§ **Aim of the task**:
Search the data below for the word "orientation" and copy each line that holds it.

§ **Recorded data**:
________________________
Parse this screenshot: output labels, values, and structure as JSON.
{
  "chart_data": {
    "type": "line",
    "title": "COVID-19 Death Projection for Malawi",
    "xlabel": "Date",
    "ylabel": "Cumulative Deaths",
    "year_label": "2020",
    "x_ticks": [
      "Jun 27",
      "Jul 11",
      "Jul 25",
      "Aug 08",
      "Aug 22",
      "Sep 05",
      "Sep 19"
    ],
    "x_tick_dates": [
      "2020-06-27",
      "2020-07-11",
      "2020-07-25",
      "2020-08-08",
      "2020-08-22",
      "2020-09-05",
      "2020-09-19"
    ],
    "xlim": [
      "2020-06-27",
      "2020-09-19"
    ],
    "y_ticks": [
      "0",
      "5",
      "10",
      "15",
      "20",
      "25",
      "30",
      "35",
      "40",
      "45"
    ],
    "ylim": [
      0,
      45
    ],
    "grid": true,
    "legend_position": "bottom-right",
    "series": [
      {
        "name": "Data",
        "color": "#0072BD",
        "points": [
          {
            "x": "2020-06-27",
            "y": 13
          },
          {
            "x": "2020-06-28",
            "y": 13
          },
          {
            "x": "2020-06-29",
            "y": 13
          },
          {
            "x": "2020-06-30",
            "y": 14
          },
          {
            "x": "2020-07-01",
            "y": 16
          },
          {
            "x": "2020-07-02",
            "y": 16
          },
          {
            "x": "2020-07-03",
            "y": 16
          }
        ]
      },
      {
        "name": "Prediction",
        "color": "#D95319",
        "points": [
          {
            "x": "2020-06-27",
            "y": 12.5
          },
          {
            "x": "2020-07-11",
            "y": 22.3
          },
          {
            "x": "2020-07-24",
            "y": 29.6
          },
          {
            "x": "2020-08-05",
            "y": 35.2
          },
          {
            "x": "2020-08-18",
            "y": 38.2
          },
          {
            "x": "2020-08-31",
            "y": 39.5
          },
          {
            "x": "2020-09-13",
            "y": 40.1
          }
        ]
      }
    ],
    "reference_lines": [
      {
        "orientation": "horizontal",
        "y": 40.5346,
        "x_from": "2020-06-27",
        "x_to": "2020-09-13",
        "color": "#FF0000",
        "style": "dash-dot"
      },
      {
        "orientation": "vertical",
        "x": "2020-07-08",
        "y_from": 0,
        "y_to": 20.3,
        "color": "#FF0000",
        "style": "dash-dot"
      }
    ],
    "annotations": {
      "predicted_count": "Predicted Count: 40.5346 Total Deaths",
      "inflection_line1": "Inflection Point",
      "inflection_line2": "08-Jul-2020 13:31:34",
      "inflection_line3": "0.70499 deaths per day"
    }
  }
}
________________________
§ **Solution to this task**:
        "orientation": "horizontal",
        "orientation": "vertical",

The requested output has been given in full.